REQUEST
Repeat the entries verbatim, from the line with "921, 324, 937]" to the line with "831, 606, 847]", including both of those lines.

DATA FOR THE TASK
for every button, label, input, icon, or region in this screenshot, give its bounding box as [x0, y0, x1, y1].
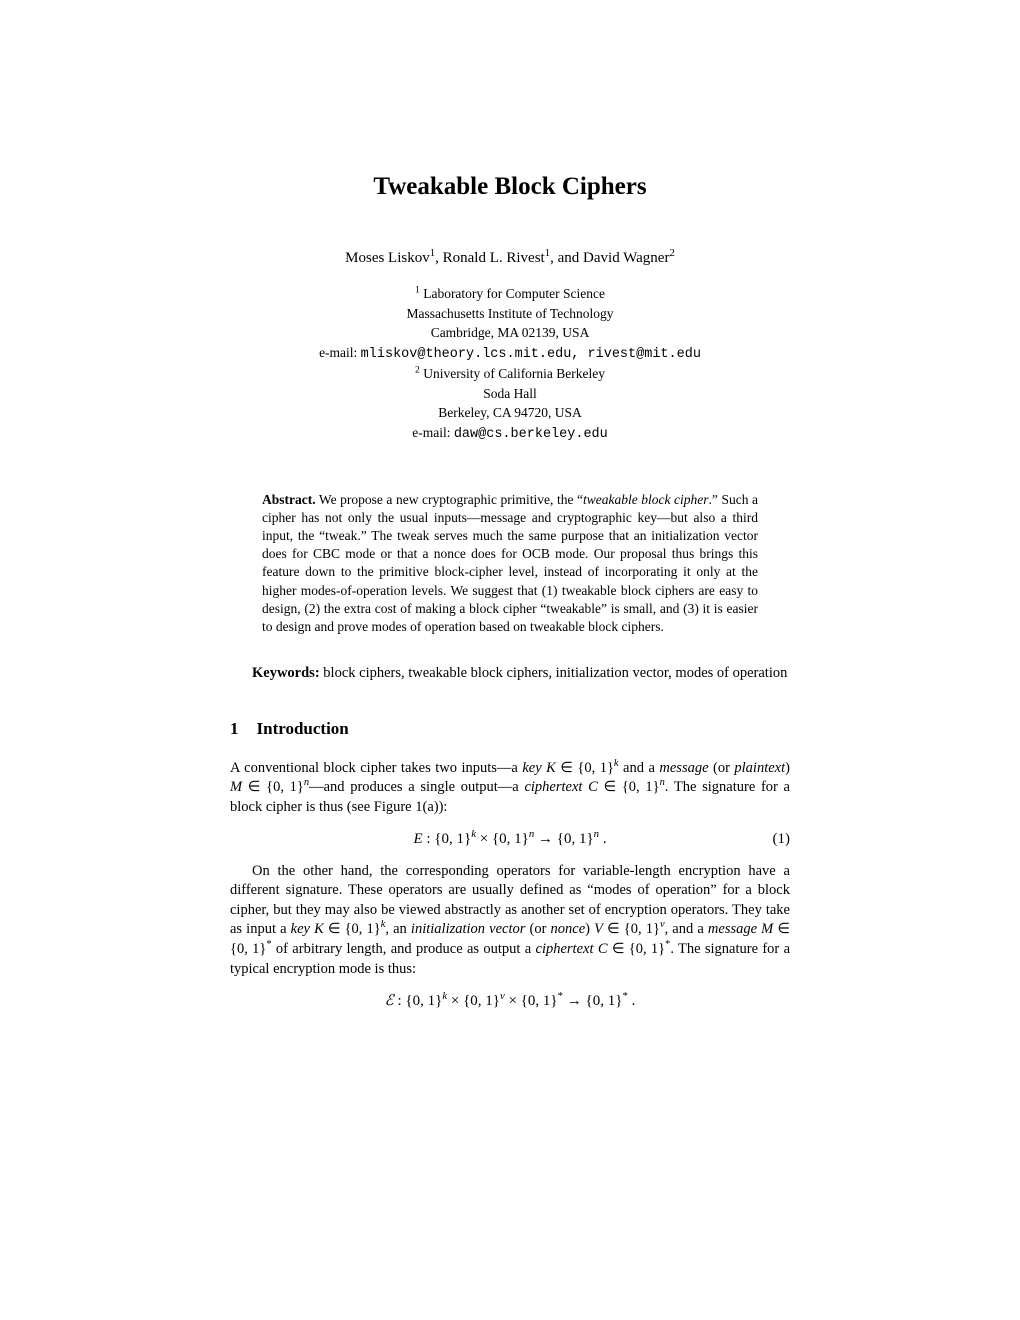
p2-K: K	[314, 921, 324, 937]
author-sep-1: ,	[435, 250, 443, 266]
intro-para-2: On the other hand, the corresponding ope…	[230, 862, 790, 979]
affiliations: 1 Laboratory for Computer Science Massac…	[230, 284, 790, 445]
p2-message: message	[708, 921, 757, 937]
author-1: Moses Liskov	[345, 250, 430, 266]
aff2-email: daw@cs.berkeley.edu	[454, 427, 608, 442]
abstract-block: Abstract. We propose a new cryptographic…	[262, 491, 758, 637]
p1-t1: A conventional block cipher takes two in…	[230, 760, 522, 776]
p2-V: V	[594, 921, 603, 937]
author-3: David Wagner	[583, 250, 669, 266]
p1-t5a: )	[785, 760, 790, 776]
section-1-title: Introduction	[257, 719, 349, 738]
aff1-line2: Massachusetts Institute of Technology	[407, 306, 614, 321]
eq1-number: (1)	[773, 829, 791, 849]
equation-2: ℰ : {0, 1}k × {0, 1}v × {0, 1}* → {0, 1}…	[230, 991, 790, 1011]
aff2-email-prefix: e-mail:	[412, 425, 454, 440]
section-1-header: 1 Introduction	[230, 718, 790, 741]
p2-ciphertext: ciphertext	[536, 941, 594, 957]
p1-t5: ∈ {0, 1}	[242, 779, 304, 795]
p1-t6: —and produces a single output—a	[309, 779, 524, 795]
p1-plaintext: plaintext	[734, 760, 785, 776]
p2-t2: ∈ {0, 1}	[324, 921, 381, 937]
intro-para-1: A conventional block cipher takes two in…	[230, 759, 790, 818]
abstract-text-1: We propose a new cryptographic primitive…	[316, 492, 583, 507]
p2-t5: ∈ {0, 1}	[603, 921, 660, 937]
p1-t7: ∈ {0, 1}	[598, 779, 660, 795]
abstract-text-2: .” Such a cipher has not only the usual …	[262, 492, 758, 635]
paper-title: Tweakable Block Ciphers	[230, 170, 790, 204]
author-sep-2: , and	[550, 250, 583, 266]
aff2-line3: Berkeley, CA 94720, USA	[438, 405, 582, 420]
aff2-line2: Soda Hall	[483, 386, 537, 401]
aff1-line3: Cambridge, MA 02139, USA	[431, 325, 590, 340]
keywords-block: Keywords: block ciphers, tweakable block…	[230, 664, 790, 684]
p1-t4: (or	[709, 760, 735, 776]
aff1-email-prefix: e-mail:	[319, 345, 361, 360]
p2-t5a: )	[585, 921, 594, 937]
eq1-text: E : {0, 1}k × {0, 1}n → {0, 1}n .	[413, 831, 606, 847]
p1-ciphertext: ciphertext	[524, 779, 582, 795]
abstract-italic-term: tweakable block cipher	[583, 492, 709, 507]
aff2-line1: University of California Berkeley	[423, 366, 605, 381]
p2-iv: initialization vector	[411, 921, 525, 937]
aff1-email: mliskov@theory.lcs.mit.edu, rivest@mit.e…	[361, 347, 701, 362]
keywords-label: Keywords:	[252, 665, 320, 681]
aff1-mark: 1	[415, 285, 420, 296]
p1-t2: K	[542, 760, 556, 776]
p2-C: C	[598, 941, 608, 957]
p2-t4: (or	[525, 921, 550, 937]
p1-C: C	[588, 779, 598, 795]
p2-M: M	[761, 921, 773, 937]
author-2: Ronald L. Rivest	[443, 250, 545, 266]
p1-key: key	[522, 760, 541, 776]
p2-t3: , an	[385, 921, 411, 937]
p2-nonce: nonce	[551, 921, 586, 937]
p1-t3: and a	[619, 760, 660, 776]
p1-M: M	[230, 779, 242, 795]
p1-message: message	[659, 760, 708, 776]
equation-1: E : {0, 1}k × {0, 1}n → {0, 1}n . (1)	[230, 829, 790, 849]
p2-t6: , and a	[665, 921, 708, 937]
p2-t9: ∈ {0, 1}	[608, 941, 666, 957]
p2-key: key	[291, 921, 310, 937]
eq2-text: ℰ : {0, 1}k × {0, 1}v × {0, 1}* → {0, 1}…	[385, 993, 636, 1009]
author-3-mark: 2	[669, 247, 674, 259]
authors-line: Moses Liskov1, Ronald L. Rivest1, and Da…	[230, 248, 790, 268]
section-1-number: 1	[230, 718, 239, 741]
aff2-mark: 2	[415, 365, 420, 376]
p2-t8: of arbitrary length, and produce as outp…	[272, 941, 536, 957]
aff1-line1: Laboratory for Computer Science	[423, 286, 605, 301]
abstract-label: Abstract.	[262, 492, 316, 507]
keywords-text: block ciphers, tweakable block ciphers, …	[320, 665, 788, 681]
p1-t2b: ∈ {0, 1}	[556, 760, 614, 776]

SOLUTION
p2-K: K	[314, 921, 324, 937]
author-sep-1: ,	[435, 250, 443, 266]
intro-para-2: On the other hand, the corresponding ope…	[230, 862, 790, 979]
affiliations: 1 Laboratory for Computer Science Massac…	[230, 284, 790, 445]
p2-message: message	[708, 921, 757, 937]
author-1: Moses Liskov	[345, 250, 430, 266]
aff2-email: daw@cs.berkeley.edu	[454, 427, 608, 442]
abstract-block: Abstract. We propose a new cryptographic…	[262, 491, 758, 637]
p1-t1: A conventional block cipher takes two in…	[230, 760, 522, 776]
p2-V: V	[594, 921, 603, 937]
author-3: David Wagner	[583, 250, 669, 266]
p1-t5a: )	[785, 760, 790, 776]
section-1-title: Introduction	[257, 719, 349, 738]
aff1-line2: Massachusetts Institute of Technology	[407, 306, 614, 321]
eq1-number: (1)	[773, 829, 791, 849]
equation-2: ℰ : {0, 1}k × {0, 1}v × {0, 1}* → {0, 1}…	[230, 991, 790, 1011]
aff2-email-prefix: e-mail:	[412, 425, 454, 440]
section-1-header: 1 Introduction	[230, 718, 790, 741]
p2-ciphertext: ciphertext	[536, 941, 594, 957]
p1-t5: ∈ {0, 1}	[242, 779, 304, 795]
p1-t6: —and produces a single output—a	[309, 779, 524, 795]
p1-plaintext: plaintext	[734, 760, 785, 776]
p2-t2: ∈ {0, 1}	[324, 921, 381, 937]
intro-para-1: A conventional block cipher takes two in…	[230, 759, 790, 818]
abstract-text-1: We propose a new cryptographic primitive…	[316, 492, 583, 507]
p2-t5: ∈ {0, 1}	[603, 921, 660, 937]
p1-t7: ∈ {0, 1}	[598, 779, 660, 795]
abstract-text-2: .” Such a cipher has not only the usual …	[262, 492, 758, 635]
paper-title: Tweakable Block Ciphers	[230, 170, 790, 204]
author-sep-2: , and	[550, 250, 583, 266]
aff2-line3: Berkeley, CA 94720, USA	[438, 405, 582, 420]
aff2-line2: Soda Hall	[483, 386, 537, 401]
aff1-line3: Cambridge, MA 02139, USA	[431, 325, 590, 340]
keywords-block: Keywords: block ciphers, tweakable block…	[230, 664, 790, 684]
p1-t4: (or	[709, 760, 735, 776]
aff1-email-prefix: e-mail:	[319, 345, 361, 360]
p2-t5a: )	[585, 921, 594, 937]
eq1-text: E : {0, 1}k × {0, 1}n → {0, 1}n .	[413, 831, 606, 847]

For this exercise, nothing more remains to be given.